_Material shown_.
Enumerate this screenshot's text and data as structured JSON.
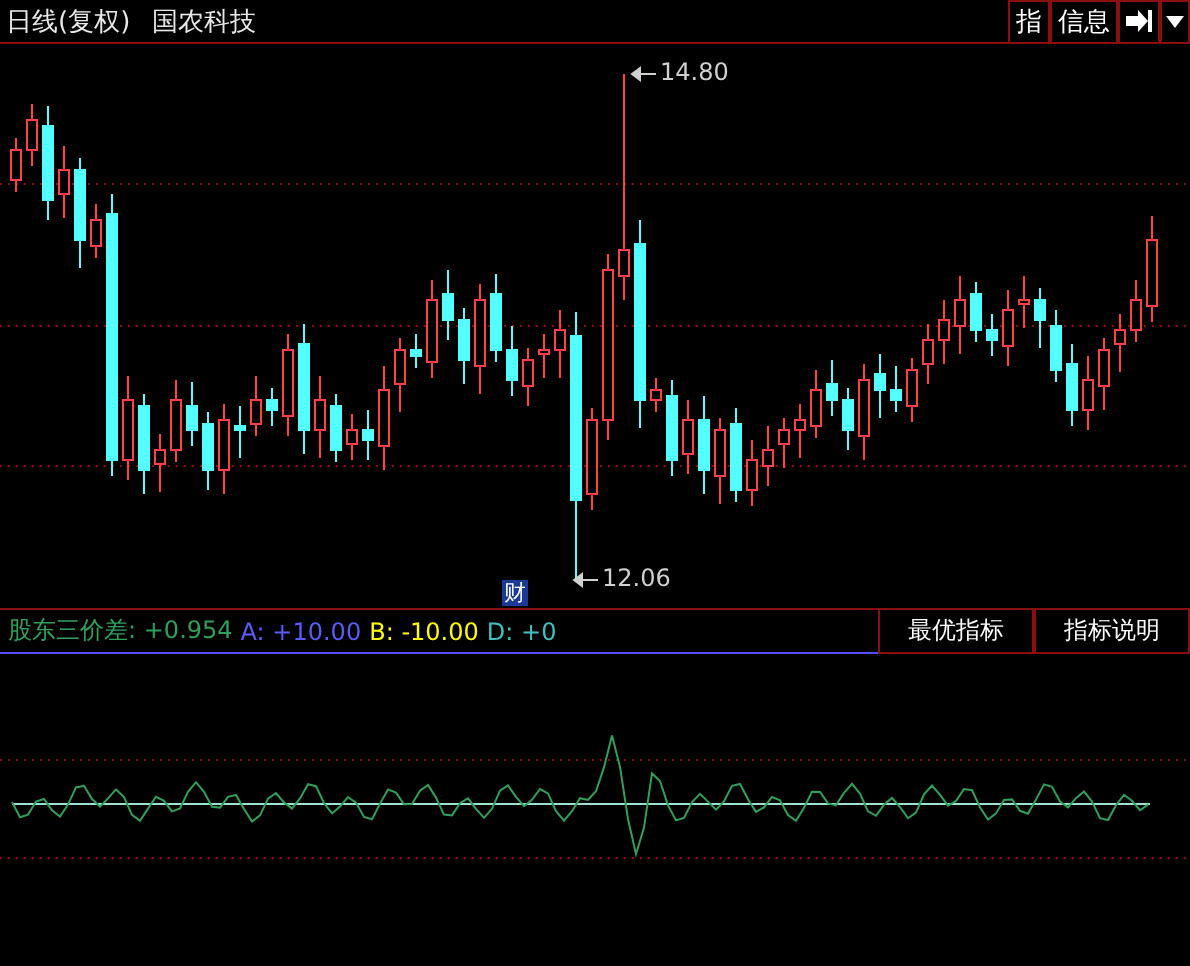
{
  "toolbar": {
    "period": "日线(复权)",
    "stock": "国农科技",
    "buttons": [
      {
        "label": "指"
      },
      {
        "label": "信息"
      }
    ]
  },
  "price_chart": {
    "high_label": "14.80",
    "low_label": "12.06",
    "event_marker": "财"
  },
  "indicator": {
    "values": [
      {
        "label": "股东三价差:",
        "value": "+0.954",
        "color": "#2fa05a"
      },
      {
        "label": "A:",
        "value": "+10.00",
        "color": "#5a5aff"
      },
      {
        "label": "B:",
        "value": "-10.00",
        "color": "#ffff00"
      },
      {
        "label": "D:",
        "value": "+0",
        "color": "#40c0c0"
      }
    ],
    "buttons": [
      {
        "label": "最优指标"
      },
      {
        "label": "指标说明"
      }
    ]
  }
}
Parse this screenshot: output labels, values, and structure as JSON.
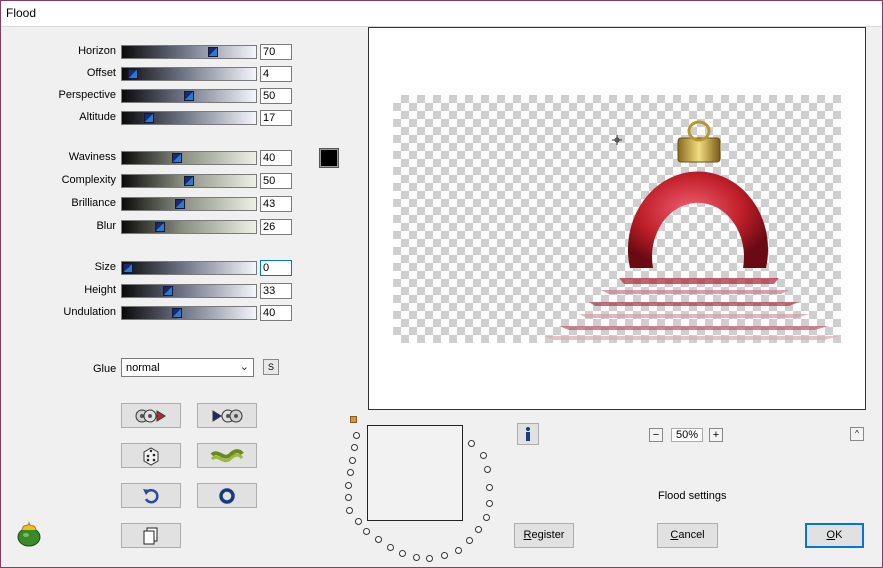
{
  "window": {
    "title": "Flood"
  },
  "sliders": [
    {
      "label": "Horizon",
      "value": "70",
      "level": 70
    },
    {
      "label": "Offset",
      "value": "4",
      "level": 4
    },
    {
      "label": "Perspective",
      "value": "50",
      "level": 50
    },
    {
      "label": "Altitude",
      "value": "17",
      "level": 17
    },
    {
      "label": "Waviness",
      "value": "40",
      "level": 40
    },
    {
      "label": "Complexity",
      "value": "50",
      "level": 50
    },
    {
      "label": "Brilliance",
      "value": "43",
      "level": 43
    },
    {
      "label": "Blur",
      "value": "26",
      "level": 26
    },
    {
      "label": "Size",
      "value": "0",
      "level": 0
    },
    {
      "label": "Height",
      "value": "33",
      "level": 33
    },
    {
      "label": "Undulation",
      "value": "40",
      "level": 40
    }
  ],
  "color_swatch": "#000000",
  "glue": {
    "label": "Glue",
    "value": "normal",
    "s_button": "S"
  },
  "tool_buttons": [
    "load-preset-icon",
    "save-preset-icon",
    "random-dice-icon",
    "wave-icon",
    "undo-icon",
    "reset-icon",
    "copy-icon"
  ],
  "zoom": {
    "value": "50%",
    "minus": "−",
    "plus": "+"
  },
  "info_button": "i",
  "collapse_button": "^",
  "settings_label": "Flood settings",
  "buttons": {
    "register": "Register",
    "cancel": "Cancel",
    "ok": "OK"
  },
  "colors": {
    "ornament": "#c0202a",
    "cap": "#c9a640",
    "accent": "#0078d7"
  }
}
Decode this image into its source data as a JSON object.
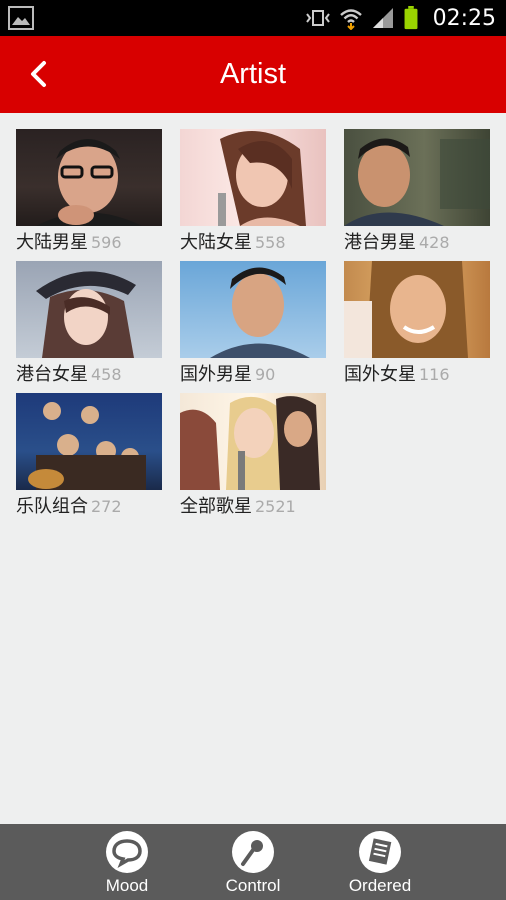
{
  "status_bar": {
    "time": "02:25",
    "icons": [
      "gallery-notification-icon",
      "vibrate-icon",
      "wifi-icon",
      "signal-icon",
      "battery-icon"
    ]
  },
  "header": {
    "title": "Artist",
    "back_icon": "chevron-left-icon"
  },
  "colors": {
    "header": "#d80000",
    "status_bar": "#000000",
    "background": "#eeefef",
    "bottom_bar": "#5b5b5b",
    "count_text": "#aaaaaa",
    "battery": "#9ad400"
  },
  "categories": [
    {
      "name": "大陆男星",
      "count": "596"
    },
    {
      "name": "大陆女星",
      "count": "558"
    },
    {
      "name": "港台男星",
      "count": "428"
    },
    {
      "name": "港台女星",
      "count": "458"
    },
    {
      "name": "国外男星",
      "count": "90"
    },
    {
      "name": "国外女星",
      "count": "116"
    },
    {
      "name": "乐队组合",
      "count": "272"
    },
    {
      "name": "全部歌星",
      "count": "2521"
    }
  ],
  "bottom_nav": [
    {
      "label": "Mood",
      "icon": "speech-bubble-icon"
    },
    {
      "label": "Control",
      "icon": "microphone-icon"
    },
    {
      "label": "Ordered",
      "icon": "list-icon"
    }
  ]
}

_Aim of the exercise_. Leave the pictures out and copy the rest of the data exactly.

_Reply to the exercise_.
Enumerate this screenshot's text and data as structured JSON.
{
  "toolbar": {
    "period": "日线(复权)",
    "stock": "国农科技",
    "buttons": [
      {
        "label": "指"
      },
      {
        "label": "信息"
      }
    ]
  },
  "price_chart": {
    "high_label": "14.80",
    "low_label": "12.06",
    "event_marker": "财"
  },
  "indicator": {
    "values": [
      {
        "label": "股东三价差:",
        "value": "+0.954",
        "color": "#2fa05a"
      },
      {
        "label": "A:",
        "value": "+10.00",
        "color": "#5a5aff"
      },
      {
        "label": "B:",
        "value": "-10.00",
        "color": "#ffff00"
      },
      {
        "label": "D:",
        "value": "+0",
        "color": "#40c0c0"
      }
    ],
    "buttons": [
      {
        "label": "最优指标"
      },
      {
        "label": "指标说明"
      }
    ]
  }
}
Parse this screenshot: output labels, values, and structure as JSON.
{
  "window": {
    "title": "Flood"
  },
  "sliders": [
    {
      "label": "Horizon",
      "value": "70",
      "level": 70
    },
    {
      "label": "Offset",
      "value": "4",
      "level": 4
    },
    {
      "label": "Perspective",
      "value": "50",
      "level": 50
    },
    {
      "label": "Altitude",
      "value": "17",
      "level": 17
    },
    {
      "label": "Waviness",
      "value": "40",
      "level": 40
    },
    {
      "label": "Complexity",
      "value": "50",
      "level": 50
    },
    {
      "label": "Brilliance",
      "value": "43",
      "level": 43
    },
    {
      "label": "Blur",
      "value": "26",
      "level": 26
    },
    {
      "label": "Size",
      "value": "0",
      "level": 0
    },
    {
      "label": "Height",
      "value": "33",
      "level": 33
    },
    {
      "label": "Undulation",
      "value": "40",
      "level": 40
    }
  ],
  "color_swatch": "#000000",
  "glue": {
    "label": "Glue",
    "value": "normal",
    "s_button": "S"
  },
  "tool_buttons": [
    "load-preset-icon",
    "save-preset-icon",
    "random-dice-icon",
    "wave-icon",
    "undo-icon",
    "reset-icon",
    "copy-icon"
  ],
  "zoom": {
    "value": "50%",
    "minus": "−",
    "plus": "+"
  },
  "info_button": "i",
  "collapse_button": "^",
  "settings_label": "Flood settings",
  "buttons": {
    "register": "Register",
    "cancel": "Cancel",
    "ok": "OK"
  },
  "colors": {
    "ornament": "#c0202a",
    "cap": "#c9a640",
    "accent": "#0078d7"
  }
}
Decode this image into its source data as a JSON object.
{
  "status_bar": {
    "time": "02:25",
    "icons": [
      "gallery-notification-icon",
      "vibrate-icon",
      "wifi-icon",
      "signal-icon",
      "battery-icon"
    ]
  },
  "header": {
    "title": "Artist",
    "back_icon": "chevron-left-icon"
  },
  "colors": {
    "header": "#d80000",
    "status_bar": "#000000",
    "background": "#eeefef",
    "bottom_bar": "#5b5b5b",
    "count_text": "#aaaaaa",
    "battery": "#9ad400"
  },
  "categories": [
    {
      "name": "大陆男星",
      "count": "596"
    },
    {
      "name": "大陆女星",
      "count": "558"
    },
    {
      "name": "港台男星",
      "count": "428"
    },
    {
      "name": "港台女星",
      "count": "458"
    },
    {
      "name": "国外男星",
      "count": "90"
    },
    {
      "name": "国外女星",
      "count": "116"
    },
    {
      "name": "乐队组合",
      "count": "272"
    },
    {
      "name": "全部歌星",
      "count": "2521"
    }
  ],
  "bottom_nav": [
    {
      "label": "Mood",
      "icon": "speech-bubble-icon"
    },
    {
      "label": "Control",
      "icon": "microphone-icon"
    },
    {
      "label": "Ordered",
      "icon": "list-icon"
    }
  ]
}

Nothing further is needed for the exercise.